The records that follow must be repeated verbatim, every one of them.

[Records from a collection]
──────

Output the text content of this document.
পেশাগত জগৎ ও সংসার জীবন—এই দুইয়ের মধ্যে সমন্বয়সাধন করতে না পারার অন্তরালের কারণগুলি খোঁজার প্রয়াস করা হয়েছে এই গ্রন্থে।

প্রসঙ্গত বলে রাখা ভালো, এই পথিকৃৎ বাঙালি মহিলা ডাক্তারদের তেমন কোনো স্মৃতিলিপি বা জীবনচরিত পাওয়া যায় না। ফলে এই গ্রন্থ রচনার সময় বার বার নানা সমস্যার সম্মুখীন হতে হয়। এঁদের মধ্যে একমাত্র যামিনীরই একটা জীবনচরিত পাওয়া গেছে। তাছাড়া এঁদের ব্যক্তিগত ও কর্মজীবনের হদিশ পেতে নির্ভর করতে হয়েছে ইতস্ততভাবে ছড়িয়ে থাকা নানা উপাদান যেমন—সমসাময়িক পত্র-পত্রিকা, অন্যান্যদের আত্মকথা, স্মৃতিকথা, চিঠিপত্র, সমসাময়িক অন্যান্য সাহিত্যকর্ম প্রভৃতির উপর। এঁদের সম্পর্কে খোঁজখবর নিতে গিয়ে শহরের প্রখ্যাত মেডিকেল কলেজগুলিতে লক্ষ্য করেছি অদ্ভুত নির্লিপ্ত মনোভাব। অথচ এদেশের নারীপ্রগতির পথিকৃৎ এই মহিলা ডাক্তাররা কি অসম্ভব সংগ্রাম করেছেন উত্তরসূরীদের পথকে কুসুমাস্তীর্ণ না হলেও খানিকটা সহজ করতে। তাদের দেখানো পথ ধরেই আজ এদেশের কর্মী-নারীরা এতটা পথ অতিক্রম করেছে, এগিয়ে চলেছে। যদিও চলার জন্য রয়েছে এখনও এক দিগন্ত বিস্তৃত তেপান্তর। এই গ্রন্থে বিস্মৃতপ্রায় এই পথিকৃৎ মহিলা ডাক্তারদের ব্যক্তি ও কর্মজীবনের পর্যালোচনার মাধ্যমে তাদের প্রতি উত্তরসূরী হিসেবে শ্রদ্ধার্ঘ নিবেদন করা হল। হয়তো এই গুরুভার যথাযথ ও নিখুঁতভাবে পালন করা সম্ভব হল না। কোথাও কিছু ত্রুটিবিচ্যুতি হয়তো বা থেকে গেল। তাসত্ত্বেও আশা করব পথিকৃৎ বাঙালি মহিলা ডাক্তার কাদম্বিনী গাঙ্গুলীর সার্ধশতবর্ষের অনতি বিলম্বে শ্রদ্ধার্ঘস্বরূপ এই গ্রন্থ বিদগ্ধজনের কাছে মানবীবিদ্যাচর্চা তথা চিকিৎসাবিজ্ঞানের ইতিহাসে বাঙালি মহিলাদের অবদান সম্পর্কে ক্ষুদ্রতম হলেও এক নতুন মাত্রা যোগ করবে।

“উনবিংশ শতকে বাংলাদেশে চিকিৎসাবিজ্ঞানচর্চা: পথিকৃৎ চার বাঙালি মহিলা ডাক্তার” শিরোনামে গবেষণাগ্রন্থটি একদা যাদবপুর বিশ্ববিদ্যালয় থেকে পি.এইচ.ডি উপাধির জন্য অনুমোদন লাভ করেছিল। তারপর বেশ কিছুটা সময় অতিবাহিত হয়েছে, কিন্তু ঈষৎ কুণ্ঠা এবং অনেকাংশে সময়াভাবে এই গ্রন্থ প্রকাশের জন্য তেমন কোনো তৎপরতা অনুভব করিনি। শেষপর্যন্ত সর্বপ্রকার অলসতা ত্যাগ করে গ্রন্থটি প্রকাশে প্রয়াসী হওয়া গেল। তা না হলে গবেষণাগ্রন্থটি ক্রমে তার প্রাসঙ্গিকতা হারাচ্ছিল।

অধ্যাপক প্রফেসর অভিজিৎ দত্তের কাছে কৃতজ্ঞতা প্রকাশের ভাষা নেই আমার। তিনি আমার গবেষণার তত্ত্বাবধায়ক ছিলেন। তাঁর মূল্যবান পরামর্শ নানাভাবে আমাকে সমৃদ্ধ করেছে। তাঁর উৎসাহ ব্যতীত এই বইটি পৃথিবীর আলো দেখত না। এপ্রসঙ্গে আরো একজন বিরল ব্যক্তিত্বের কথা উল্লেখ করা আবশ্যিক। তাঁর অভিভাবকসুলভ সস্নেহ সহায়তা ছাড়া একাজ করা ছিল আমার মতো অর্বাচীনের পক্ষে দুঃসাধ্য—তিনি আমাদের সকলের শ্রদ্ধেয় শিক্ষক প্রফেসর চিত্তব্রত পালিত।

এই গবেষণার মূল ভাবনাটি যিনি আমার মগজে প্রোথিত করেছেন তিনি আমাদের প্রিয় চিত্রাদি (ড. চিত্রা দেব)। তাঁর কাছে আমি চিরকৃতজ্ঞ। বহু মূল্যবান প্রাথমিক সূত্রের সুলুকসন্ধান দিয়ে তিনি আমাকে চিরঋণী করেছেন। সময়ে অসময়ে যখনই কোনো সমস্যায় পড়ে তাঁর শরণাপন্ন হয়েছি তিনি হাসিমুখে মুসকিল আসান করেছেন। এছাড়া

──────

* _Reply to the task_:
Output the text content of this document.
পেশাগত জগৎ ও সংসার জীবন—এই দুইয়ের মধ্যে সমন্বয়সাধন করতে না পারার অন্তরালের কারণগুলি খোঁজার প্রয়াস করা হয়েছে এই গ্রন্থে।

প্রসঙ্গত বলে রাখা ভালো, এই পথিকৃৎ বাঙালি মহিলা ডাক্তারদের তেমন কোনো স্মৃতিলিপি বা জীবনচরিত পাওয়া যায় না। ফলে এই গ্রন্থ রচনার সময় বার বার নানা সমস্যার সম্মুখীন হতে হয়। এঁদের মধ্যে একমাত্র যামিনীরই একটা জীবনচরিত পাওয়া গেছে। তাছাড়া এঁদের ব্যক্তিগত ও কর্মজীবনের হদিশ পেতে নির্ভর করতে হয়েছে ইতস্ততভাবে ছড়িয়ে থাকা নানা উপাদান যেমন—সমসাময়িক পত্র-পত্রিকা, অন্যান্যদের আত্মকথা, স্মৃতিকথা, চিঠিপত্র, সমসাময়িক অন্যান্য সাহিত্যকর্ম প্রভৃতির উপর। এঁদের সম্পর্কে খোঁজখবর নিতে গিয়ে শহরের প্রখ্যাত মেডিকেল কলেজগুলিতে লক্ষ্য করেছি অদ্ভুত নির্লিপ্ত মনোভাব। অথচ এদেশের নারীপ্রগতির পথিকৃৎ এই মহিলা ডাক্তাররা কি অসম্ভব সংগ্রাম করেছেন উত্তরসূরীদের পথকে কুসুমাস্তীর্ণ না হলেও খানিকটা সহজ করতে। তাদের দেখানো পথ ধরেই আজ এদেশের কর্মী-নারীরা এতটা পথ অতিক্রম করেছে, এগিয়ে চলেছে। যদিও চলার জন্য রয়েছে এখনও এক দিগন্ত বিস্তৃত তেপান্তর। এই গ্রন্থে বিস্মৃতপ্রায় এই পথিকৃৎ মহিলা ডাক্তারদের ব্যক্তি ও কর্মজীবনের পর্যালোচনার মাধ্যমে তাদের প্রতি উত্তরসূরী হিসেবে শ্রদ্ধার্ঘ নিবেদন করা হল। হয়তো এই গুরুভার যথাযথ ও নিখুঁতভাবে পালন করা সম্ভব হল না। কোথাও কিছু ত্রুটিবিচ্যুতি হয়তো বা থেকে গেল। তাসত্ত্বেও আশা করব পথিকৃৎ বাঙালি মহিলা ডাক্তার কাদম্বিনী গাঙ্গুলীর সার্ধশতবর্ষের অনতি বিলম্বে শ্রদ্ধার্ঘস্বরূপ এই গ্রন্থ বিদগ্ধজনের কাছে মানবীবিদ্যাচর্চা তথা চিকিৎসাবিজ্ঞানের ইতিহাসে বাঙালি মহিলাদের অবদান সম্পর্কে ক্ষুদ্রতম হলেও এক নতুন মাত্রা যোগ করবে।

“উনবিংশ শতকে বাংলাদেশে চিকিৎসাবিজ্ঞানচর্চা: পথিকৃৎ চার বাঙালি মহিলা ডাক্তার” শিরোনামে গবেষণাগ্রন্থটি একদা যাদবপুর বিশ্ববিদ্যালয় থেকে পি.এইচ.ডি উপাধির জন্য অনুমোদন লাভ করেছিল। তারপর বেশ কিছুটা সময় অতিবাহিত হয়েছে, কিন্তু ঈষৎ কুণ্ঠা এবং অনেকাংশে সময়াভাবে এই গ্রন্থ প্রকাশের জন্য তেমন কোনো তৎপরতা অনুভব করিনি। শেষপর্যন্ত সর্বপ্রকার অলসতা ত্যাগ করে গ্রন্থটি প্রকাশে প্রয়াসী হওয়া গেল। তা না হলে গবেষণাগ্রন্থটি ক্রমে তার প্রাসঙ্গিকতা হারাচ্ছিল।

অধ্যাপক প্রফেসর অভিজিৎ দত্তের কাছে কৃতজ্ঞতা প্রকাশের ভাষা নেই আমার। তিনি আমার গবেষণার তত্ত্বাবধায়ক ছিলেন। তাঁর মূল্যবান পরামর্শ নানাভাবে আমাকে সমৃদ্ধ করেছে। তাঁর উৎসাহ ব্যতীত এই বইটি পৃথিবীর আলো দেখত না। এপ্রসঙ্গে আরো একজন বিরল ব্যক্তিত্বের কথা উল্লেখ করা আবশ্যিক। তাঁর অভিভাবকসুলভ সস্নেহ সহায়তা ছাড়া একাজ করা ছিল আমার মতো অর্বাচীনের পক্ষে দুঃসাধ্য—তিনি আমাদের সকলের শ্রদ্ধেয় শিক্ষক প্রফেসর চিত্তব্রত পালিত।

এই গবেষণার মূল ভাবনাটি যিনি আমার মগজে প্রোথিত করেছেন তিনি আমাদের প্রিয় চিত্রাদি (ড. চিত্রা দেব)। তাঁর কাছে আমি চিরকৃতজ্ঞ। বহু মূল্যবান প্রাথমিক সূত্রের সুলুকসন্ধান দিয়ে তিনি আমাকে চিরঋণী করেছেন। সময়ে অসময়ে যখনই কোনো সমস্যায় পড়ে তাঁর শরণাপন্ন হয়েছি তিনি হাসিমুখে মুসকিল আসান করেছেন। এছাড়া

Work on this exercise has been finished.